[Figure data in JSON]
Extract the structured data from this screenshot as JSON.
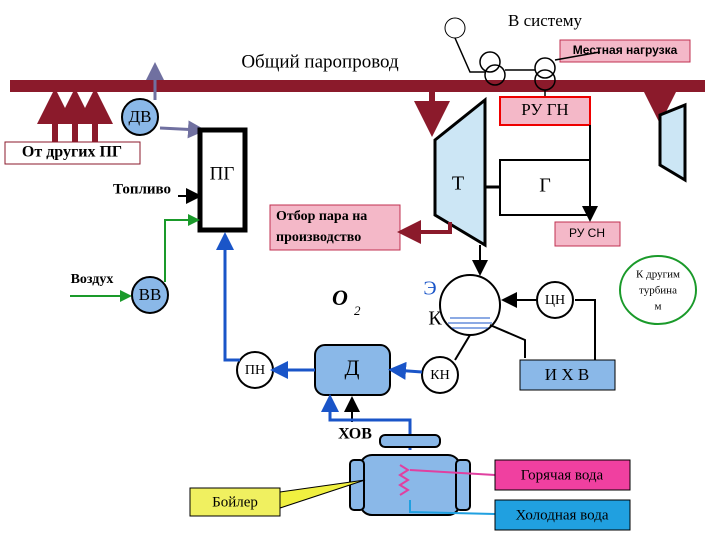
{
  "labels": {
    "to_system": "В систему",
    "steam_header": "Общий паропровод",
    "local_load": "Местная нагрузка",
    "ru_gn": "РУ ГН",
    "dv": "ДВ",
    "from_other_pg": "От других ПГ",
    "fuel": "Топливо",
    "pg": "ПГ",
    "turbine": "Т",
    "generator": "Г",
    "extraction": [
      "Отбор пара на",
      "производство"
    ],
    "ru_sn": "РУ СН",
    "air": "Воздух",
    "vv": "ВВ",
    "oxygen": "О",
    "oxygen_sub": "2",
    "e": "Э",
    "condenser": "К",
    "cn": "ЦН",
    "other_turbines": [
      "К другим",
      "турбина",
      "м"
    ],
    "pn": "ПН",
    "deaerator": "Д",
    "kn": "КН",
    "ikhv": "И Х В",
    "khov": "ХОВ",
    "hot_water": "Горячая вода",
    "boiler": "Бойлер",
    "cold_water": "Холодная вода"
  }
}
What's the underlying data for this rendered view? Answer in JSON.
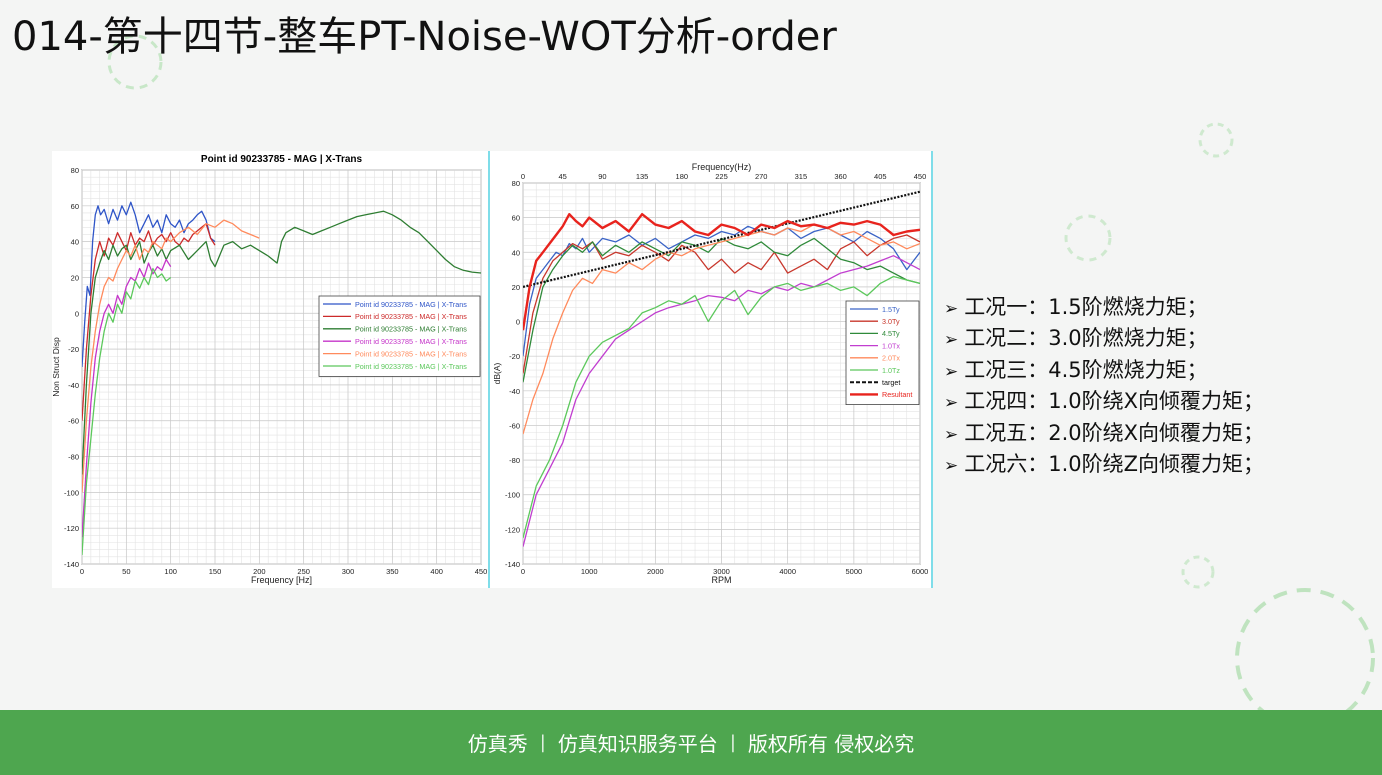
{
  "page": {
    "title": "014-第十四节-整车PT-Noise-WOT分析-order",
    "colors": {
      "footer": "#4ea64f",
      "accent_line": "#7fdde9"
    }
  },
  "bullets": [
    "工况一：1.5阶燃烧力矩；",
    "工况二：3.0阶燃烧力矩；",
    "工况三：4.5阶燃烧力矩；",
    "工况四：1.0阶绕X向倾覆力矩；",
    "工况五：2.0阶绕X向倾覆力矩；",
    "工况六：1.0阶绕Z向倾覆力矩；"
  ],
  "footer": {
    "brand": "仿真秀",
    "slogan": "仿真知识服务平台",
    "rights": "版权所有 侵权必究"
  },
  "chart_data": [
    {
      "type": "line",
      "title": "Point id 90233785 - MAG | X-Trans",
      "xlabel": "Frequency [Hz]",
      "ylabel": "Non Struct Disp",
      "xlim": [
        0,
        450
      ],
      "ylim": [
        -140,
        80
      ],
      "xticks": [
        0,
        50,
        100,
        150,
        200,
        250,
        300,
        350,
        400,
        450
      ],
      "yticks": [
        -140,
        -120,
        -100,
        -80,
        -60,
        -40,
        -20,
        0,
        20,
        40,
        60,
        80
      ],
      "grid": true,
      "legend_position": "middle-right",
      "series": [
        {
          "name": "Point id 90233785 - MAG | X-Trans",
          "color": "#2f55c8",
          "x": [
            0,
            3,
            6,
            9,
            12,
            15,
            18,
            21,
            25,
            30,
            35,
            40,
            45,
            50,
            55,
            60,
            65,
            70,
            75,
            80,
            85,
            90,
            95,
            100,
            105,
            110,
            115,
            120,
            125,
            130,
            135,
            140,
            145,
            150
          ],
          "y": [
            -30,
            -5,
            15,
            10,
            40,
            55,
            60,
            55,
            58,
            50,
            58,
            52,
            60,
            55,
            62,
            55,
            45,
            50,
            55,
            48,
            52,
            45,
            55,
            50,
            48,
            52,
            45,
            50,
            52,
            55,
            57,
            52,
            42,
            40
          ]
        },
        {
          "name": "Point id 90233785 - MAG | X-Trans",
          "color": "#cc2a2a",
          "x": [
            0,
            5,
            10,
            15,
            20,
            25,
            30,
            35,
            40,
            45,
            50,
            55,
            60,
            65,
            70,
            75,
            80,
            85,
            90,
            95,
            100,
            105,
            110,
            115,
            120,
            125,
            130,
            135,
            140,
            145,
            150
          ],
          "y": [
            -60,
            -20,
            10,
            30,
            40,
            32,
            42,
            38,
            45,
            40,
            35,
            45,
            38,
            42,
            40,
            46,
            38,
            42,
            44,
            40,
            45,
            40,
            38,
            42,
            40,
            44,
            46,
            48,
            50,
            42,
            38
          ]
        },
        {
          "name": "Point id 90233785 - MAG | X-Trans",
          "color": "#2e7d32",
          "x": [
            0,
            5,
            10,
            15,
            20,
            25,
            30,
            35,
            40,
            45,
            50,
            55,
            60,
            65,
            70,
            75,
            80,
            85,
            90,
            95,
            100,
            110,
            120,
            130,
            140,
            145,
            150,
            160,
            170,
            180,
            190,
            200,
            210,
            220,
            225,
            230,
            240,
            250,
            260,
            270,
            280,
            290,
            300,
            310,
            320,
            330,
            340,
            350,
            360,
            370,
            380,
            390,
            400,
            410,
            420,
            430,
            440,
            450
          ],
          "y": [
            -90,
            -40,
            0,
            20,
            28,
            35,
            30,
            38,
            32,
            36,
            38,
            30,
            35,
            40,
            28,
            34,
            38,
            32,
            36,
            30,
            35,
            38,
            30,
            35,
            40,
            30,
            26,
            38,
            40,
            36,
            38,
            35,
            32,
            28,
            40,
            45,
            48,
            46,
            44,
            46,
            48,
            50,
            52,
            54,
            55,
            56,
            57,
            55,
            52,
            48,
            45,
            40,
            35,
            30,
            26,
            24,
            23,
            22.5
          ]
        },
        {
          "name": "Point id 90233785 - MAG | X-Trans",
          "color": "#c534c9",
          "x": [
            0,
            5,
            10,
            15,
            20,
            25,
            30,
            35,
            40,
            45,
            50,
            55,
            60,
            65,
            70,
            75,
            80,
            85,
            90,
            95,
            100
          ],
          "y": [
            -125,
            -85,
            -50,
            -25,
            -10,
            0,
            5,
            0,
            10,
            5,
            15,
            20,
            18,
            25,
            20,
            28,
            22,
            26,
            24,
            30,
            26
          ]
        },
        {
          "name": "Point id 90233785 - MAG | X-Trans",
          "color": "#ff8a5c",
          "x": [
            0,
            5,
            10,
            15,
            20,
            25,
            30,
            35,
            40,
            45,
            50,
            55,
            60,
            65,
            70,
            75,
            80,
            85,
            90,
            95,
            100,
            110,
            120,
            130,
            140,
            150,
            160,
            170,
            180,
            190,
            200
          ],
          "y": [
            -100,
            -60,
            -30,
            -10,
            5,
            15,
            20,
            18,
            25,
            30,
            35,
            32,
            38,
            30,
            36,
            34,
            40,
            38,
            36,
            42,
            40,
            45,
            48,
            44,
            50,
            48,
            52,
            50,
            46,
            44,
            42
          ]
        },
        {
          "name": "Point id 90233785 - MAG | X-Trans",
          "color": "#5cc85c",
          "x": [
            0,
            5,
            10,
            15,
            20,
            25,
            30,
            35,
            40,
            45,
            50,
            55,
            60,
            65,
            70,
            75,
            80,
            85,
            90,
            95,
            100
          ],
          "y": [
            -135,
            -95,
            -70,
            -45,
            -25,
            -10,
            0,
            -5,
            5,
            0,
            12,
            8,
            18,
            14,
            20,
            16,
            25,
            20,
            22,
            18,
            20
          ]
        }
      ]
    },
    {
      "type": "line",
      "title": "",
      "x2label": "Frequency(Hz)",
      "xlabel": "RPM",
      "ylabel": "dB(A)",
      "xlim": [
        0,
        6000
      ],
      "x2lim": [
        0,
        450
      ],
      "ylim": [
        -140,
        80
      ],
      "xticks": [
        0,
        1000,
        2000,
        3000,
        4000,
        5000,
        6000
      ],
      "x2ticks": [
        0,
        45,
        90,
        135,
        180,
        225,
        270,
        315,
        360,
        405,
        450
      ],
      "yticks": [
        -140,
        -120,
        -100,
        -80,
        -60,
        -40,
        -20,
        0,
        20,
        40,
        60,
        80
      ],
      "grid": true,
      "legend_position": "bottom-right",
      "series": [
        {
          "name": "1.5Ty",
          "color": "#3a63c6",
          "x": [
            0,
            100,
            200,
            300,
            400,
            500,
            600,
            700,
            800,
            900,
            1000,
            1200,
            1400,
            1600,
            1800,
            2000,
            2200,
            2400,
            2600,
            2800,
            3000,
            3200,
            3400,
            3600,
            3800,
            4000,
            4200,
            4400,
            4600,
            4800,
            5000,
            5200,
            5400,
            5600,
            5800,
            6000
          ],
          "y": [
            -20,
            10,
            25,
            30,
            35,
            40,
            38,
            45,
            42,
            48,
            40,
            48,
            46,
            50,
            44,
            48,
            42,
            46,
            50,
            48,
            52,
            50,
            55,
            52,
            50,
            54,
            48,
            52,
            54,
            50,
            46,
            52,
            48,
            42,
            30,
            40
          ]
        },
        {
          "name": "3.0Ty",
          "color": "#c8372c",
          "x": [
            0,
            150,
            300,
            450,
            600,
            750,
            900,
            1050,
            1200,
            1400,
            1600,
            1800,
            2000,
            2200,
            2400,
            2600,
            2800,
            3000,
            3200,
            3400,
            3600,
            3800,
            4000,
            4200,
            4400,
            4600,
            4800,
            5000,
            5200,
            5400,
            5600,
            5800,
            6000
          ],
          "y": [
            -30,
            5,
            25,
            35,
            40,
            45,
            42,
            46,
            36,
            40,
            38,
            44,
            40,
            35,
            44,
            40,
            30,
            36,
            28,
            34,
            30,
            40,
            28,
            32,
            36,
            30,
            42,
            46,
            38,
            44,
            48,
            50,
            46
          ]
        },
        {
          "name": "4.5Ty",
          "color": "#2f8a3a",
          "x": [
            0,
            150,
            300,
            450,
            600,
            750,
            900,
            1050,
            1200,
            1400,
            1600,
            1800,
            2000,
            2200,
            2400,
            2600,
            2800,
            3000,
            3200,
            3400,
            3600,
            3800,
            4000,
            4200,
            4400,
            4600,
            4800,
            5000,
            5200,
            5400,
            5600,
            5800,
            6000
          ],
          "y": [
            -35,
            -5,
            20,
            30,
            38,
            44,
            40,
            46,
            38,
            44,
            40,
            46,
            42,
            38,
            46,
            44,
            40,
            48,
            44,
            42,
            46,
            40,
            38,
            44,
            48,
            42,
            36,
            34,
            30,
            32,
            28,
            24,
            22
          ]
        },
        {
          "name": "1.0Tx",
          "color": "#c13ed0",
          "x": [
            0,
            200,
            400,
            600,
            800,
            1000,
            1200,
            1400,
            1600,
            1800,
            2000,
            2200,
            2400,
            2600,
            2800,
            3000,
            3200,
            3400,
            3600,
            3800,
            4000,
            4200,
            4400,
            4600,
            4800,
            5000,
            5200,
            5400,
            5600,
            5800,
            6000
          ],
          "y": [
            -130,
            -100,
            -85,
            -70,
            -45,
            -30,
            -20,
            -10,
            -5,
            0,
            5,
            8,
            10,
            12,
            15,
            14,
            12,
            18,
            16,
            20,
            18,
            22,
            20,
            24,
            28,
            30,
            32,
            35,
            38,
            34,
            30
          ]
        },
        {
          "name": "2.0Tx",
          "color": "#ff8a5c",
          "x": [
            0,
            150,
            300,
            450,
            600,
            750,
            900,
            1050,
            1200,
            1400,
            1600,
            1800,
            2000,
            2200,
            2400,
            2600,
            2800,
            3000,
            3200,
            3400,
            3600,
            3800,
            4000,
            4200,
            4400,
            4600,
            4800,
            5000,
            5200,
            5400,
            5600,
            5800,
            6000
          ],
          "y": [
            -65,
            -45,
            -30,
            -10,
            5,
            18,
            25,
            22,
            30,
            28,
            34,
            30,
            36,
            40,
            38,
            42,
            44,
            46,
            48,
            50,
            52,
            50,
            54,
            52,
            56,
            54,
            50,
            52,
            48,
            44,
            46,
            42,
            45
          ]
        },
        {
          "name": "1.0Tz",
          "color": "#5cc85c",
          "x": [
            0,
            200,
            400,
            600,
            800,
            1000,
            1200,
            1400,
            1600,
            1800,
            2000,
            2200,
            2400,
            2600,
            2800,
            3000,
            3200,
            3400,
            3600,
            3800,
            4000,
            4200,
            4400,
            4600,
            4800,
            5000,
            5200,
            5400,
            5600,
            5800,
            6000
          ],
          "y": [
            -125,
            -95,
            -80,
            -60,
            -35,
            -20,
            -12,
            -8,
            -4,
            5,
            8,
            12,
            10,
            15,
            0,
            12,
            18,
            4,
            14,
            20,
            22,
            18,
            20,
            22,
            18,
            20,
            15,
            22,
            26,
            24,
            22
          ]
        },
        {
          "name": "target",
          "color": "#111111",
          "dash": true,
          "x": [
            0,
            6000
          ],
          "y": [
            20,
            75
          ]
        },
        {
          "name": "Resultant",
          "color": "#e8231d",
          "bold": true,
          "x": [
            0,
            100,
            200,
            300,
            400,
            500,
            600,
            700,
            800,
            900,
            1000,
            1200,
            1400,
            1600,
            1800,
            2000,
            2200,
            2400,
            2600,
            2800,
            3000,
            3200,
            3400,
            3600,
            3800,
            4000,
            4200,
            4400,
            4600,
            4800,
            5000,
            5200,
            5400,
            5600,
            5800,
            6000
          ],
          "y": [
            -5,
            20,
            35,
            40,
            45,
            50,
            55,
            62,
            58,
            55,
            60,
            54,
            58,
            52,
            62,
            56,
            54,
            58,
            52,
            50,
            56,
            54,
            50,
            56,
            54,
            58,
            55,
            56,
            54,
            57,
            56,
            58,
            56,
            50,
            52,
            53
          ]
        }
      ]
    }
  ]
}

---

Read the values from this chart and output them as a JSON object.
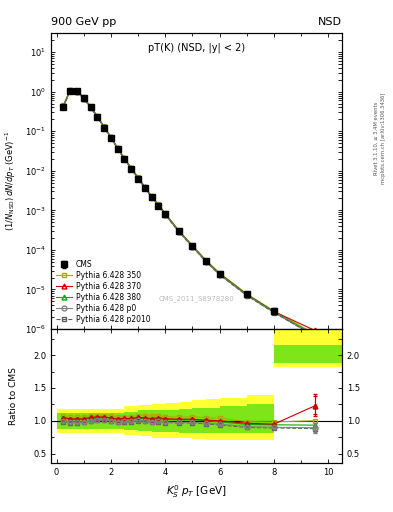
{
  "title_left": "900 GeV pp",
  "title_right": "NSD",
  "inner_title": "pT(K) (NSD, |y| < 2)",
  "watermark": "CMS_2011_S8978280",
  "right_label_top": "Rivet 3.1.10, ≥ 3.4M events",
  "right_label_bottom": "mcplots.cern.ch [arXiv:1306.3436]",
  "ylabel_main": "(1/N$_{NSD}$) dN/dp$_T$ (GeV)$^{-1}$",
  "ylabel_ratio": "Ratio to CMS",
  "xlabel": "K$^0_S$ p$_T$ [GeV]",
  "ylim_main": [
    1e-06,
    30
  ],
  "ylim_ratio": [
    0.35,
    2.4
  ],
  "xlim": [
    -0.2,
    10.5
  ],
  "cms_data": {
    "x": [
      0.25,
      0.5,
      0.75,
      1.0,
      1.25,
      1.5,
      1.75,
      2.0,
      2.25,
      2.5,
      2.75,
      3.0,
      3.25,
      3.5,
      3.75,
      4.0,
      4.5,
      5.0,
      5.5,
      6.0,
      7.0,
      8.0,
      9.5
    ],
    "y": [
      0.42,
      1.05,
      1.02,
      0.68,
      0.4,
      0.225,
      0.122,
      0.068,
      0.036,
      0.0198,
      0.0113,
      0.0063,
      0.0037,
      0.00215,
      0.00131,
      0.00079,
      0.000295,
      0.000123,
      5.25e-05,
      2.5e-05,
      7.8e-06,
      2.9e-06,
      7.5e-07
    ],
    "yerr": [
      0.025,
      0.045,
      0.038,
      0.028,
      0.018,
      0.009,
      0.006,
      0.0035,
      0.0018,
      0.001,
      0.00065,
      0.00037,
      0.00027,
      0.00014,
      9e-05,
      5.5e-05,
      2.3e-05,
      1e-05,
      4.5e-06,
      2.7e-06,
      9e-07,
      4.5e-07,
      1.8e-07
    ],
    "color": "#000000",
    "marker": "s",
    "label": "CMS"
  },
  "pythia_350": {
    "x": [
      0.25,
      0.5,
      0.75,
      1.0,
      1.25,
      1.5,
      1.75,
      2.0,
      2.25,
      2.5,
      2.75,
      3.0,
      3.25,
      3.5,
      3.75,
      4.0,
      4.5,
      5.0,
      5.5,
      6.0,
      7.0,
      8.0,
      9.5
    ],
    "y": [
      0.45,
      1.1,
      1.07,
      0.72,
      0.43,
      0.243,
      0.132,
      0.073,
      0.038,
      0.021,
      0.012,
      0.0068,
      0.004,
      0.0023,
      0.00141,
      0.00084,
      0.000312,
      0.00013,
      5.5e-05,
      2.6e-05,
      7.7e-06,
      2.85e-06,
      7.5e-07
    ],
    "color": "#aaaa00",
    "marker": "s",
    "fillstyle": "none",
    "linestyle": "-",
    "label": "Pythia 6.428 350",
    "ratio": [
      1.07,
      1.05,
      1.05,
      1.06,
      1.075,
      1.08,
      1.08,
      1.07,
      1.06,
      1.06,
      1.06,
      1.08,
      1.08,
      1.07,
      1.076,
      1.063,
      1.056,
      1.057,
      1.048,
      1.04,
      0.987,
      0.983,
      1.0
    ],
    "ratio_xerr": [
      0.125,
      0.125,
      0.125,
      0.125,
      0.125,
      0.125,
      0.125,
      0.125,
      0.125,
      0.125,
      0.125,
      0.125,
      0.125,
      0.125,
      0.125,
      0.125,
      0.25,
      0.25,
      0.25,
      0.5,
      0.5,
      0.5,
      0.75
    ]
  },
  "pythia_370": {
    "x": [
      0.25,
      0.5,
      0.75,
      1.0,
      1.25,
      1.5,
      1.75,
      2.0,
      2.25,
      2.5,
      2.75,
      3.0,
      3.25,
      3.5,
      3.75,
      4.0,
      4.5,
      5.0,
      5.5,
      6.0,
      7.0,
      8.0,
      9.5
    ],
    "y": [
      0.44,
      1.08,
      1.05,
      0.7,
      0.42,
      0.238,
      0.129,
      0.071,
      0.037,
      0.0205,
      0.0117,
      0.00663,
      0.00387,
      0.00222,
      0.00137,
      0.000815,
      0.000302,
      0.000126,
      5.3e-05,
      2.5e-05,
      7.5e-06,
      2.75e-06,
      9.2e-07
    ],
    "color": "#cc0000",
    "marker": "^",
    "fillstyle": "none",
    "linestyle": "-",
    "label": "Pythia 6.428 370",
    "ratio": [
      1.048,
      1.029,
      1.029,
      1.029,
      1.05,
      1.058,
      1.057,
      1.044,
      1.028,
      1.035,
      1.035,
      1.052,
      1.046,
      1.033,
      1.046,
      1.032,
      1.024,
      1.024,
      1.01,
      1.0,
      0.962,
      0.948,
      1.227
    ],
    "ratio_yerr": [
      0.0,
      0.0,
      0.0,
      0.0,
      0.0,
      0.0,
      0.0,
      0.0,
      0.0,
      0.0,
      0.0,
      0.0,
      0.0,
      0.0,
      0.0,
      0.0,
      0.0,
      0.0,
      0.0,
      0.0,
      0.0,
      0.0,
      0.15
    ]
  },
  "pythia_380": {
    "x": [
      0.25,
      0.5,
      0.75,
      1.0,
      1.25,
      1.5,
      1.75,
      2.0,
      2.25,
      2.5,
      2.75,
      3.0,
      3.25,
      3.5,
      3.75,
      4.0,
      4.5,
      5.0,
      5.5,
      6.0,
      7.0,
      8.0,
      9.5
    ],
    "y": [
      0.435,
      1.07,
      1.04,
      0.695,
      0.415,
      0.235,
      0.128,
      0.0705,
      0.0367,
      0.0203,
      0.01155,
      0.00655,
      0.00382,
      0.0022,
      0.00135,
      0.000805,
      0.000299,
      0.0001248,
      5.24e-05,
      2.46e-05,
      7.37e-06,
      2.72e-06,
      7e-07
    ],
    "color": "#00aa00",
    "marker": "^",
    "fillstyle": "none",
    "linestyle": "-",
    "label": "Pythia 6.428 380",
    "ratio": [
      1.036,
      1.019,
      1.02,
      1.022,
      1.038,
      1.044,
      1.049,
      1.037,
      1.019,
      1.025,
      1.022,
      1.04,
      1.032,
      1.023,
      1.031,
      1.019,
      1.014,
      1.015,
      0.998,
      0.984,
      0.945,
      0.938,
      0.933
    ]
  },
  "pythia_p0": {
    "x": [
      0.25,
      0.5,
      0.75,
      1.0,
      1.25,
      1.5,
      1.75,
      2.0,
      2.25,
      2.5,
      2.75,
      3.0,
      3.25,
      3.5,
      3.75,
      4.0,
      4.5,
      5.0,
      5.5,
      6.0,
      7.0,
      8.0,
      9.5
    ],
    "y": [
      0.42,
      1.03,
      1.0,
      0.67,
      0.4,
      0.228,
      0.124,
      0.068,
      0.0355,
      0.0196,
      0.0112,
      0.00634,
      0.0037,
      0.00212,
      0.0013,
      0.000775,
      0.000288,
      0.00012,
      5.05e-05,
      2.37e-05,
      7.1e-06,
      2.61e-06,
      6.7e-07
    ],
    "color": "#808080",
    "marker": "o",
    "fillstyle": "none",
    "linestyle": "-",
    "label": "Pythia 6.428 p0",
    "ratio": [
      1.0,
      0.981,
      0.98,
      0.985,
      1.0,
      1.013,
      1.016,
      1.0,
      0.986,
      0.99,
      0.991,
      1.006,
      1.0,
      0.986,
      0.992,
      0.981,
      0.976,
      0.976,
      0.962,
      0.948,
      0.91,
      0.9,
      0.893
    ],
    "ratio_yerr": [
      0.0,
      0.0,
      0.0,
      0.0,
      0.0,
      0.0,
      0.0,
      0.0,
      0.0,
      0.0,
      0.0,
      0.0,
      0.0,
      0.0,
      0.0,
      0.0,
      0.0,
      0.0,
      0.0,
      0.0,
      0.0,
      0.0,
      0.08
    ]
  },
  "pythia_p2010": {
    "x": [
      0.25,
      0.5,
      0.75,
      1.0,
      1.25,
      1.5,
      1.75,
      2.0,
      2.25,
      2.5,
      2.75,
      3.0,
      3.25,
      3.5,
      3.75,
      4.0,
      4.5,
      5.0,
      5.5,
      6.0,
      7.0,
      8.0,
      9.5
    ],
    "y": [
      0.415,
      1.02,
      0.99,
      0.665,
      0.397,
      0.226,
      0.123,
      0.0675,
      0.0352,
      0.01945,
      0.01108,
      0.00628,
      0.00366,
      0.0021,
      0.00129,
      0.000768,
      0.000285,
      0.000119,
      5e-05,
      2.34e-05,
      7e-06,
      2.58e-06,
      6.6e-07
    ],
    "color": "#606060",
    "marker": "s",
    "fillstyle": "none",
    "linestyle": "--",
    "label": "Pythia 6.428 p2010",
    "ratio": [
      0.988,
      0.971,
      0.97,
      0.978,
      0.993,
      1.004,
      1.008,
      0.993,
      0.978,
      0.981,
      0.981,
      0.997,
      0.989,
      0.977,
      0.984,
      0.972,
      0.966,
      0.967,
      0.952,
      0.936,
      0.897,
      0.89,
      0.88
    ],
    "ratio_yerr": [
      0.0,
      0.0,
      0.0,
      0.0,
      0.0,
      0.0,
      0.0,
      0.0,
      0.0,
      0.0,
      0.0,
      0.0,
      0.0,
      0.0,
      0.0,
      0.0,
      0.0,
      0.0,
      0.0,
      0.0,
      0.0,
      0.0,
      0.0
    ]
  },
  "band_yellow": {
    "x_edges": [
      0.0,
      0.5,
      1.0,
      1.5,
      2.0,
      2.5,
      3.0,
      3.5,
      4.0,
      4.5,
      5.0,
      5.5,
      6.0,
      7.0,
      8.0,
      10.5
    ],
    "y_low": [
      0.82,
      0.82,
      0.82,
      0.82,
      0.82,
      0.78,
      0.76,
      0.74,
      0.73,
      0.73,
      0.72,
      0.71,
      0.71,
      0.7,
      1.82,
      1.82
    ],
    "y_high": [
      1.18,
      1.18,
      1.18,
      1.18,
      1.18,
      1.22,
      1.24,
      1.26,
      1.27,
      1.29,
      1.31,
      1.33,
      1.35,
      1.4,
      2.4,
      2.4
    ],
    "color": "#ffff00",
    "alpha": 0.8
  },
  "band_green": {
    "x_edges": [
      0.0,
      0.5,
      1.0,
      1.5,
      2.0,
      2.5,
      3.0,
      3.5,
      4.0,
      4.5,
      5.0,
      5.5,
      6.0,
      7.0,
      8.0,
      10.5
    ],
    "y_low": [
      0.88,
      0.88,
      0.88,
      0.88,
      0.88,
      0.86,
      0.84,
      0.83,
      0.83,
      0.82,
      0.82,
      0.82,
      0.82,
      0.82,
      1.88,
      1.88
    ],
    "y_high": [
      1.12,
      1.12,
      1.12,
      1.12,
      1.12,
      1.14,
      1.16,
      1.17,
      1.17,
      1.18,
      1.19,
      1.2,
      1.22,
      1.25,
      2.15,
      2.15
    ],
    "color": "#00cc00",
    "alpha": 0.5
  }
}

Aim: Gather and return every line that holds the string "xlabel".

Result:
      "xlabel": "Frequency [Hz]",
      "xlabel": "RPM",
  "xlabel": "K$^0_S$ p$_T$ [GeV]",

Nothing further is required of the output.